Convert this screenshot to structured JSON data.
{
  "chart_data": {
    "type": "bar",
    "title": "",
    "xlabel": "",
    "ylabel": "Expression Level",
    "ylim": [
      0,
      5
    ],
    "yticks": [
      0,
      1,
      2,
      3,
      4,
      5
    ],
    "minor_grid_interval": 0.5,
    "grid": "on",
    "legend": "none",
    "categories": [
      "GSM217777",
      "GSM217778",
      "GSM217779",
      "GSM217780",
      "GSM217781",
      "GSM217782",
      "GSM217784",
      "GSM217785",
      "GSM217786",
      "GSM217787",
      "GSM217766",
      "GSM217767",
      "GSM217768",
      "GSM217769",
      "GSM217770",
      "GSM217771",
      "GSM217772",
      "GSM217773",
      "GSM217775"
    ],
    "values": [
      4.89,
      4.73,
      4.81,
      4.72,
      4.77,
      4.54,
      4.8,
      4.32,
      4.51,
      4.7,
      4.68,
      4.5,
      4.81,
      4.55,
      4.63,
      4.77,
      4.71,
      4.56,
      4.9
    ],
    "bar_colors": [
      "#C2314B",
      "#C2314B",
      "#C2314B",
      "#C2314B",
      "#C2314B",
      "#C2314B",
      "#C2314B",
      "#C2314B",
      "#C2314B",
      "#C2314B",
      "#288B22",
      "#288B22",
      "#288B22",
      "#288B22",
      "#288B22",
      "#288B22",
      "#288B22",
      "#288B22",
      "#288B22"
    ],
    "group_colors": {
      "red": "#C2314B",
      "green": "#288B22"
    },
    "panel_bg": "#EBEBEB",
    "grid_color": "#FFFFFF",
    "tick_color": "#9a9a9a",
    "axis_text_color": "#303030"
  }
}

§

§ **Instructions for the task**: Write out the listing once more, matching it exactly.

§ **Task output**:
Convert this screenshot to structured JSON data.
{
  "chart_data": {
    "type": "bar",
    "title": "",
    "xlabel": "",
    "ylabel": "Expression Level",
    "ylim": [
      0,
      5
    ],
    "yticks": [
      0,
      1,
      2,
      3,
      4,
      5
    ],
    "minor_grid_interval": 0.5,
    "grid": "on",
    "legend": "none",
    "categories": [
      "GSM217777",
      "GSM217778",
      "GSM217779",
      "GSM217780",
      "GSM217781",
      "GSM217782",
      "GSM217784",
      "GSM217785",
      "GSM217786",
      "GSM217787",
      "GSM217766",
      "GSM217767",
      "GSM217768",
      "GSM217769",
      "GSM217770",
      "GSM217771",
      "GSM217772",
      "GSM217773",
      "GSM217775"
    ],
    "values": [
      4.89,
      4.73,
      4.81,
      4.72,
      4.77,
      4.54,
      4.8,
      4.32,
      4.51,
      4.7,
      4.68,
      4.5,
      4.81,
      4.55,
      4.63,
      4.77,
      4.71,
      4.56,
      4.9
    ],
    "bar_colors": [
      "#C2314B",
      "#C2314B",
      "#C2314B",
      "#C2314B",
      "#C2314B",
      "#C2314B",
      "#C2314B",
      "#C2314B",
      "#C2314B",
      "#C2314B",
      "#288B22",
      "#288B22",
      "#288B22",
      "#288B22",
      "#288B22",
      "#288B22",
      "#288B22",
      "#288B22",
      "#288B22"
    ],
    "group_colors": {
      "red": "#C2314B",
      "green": "#288B22"
    },
    "panel_bg": "#EBEBEB",
    "grid_color": "#FFFFFF",
    "tick_color": "#9a9a9a",
    "axis_text_color": "#303030"
  }
}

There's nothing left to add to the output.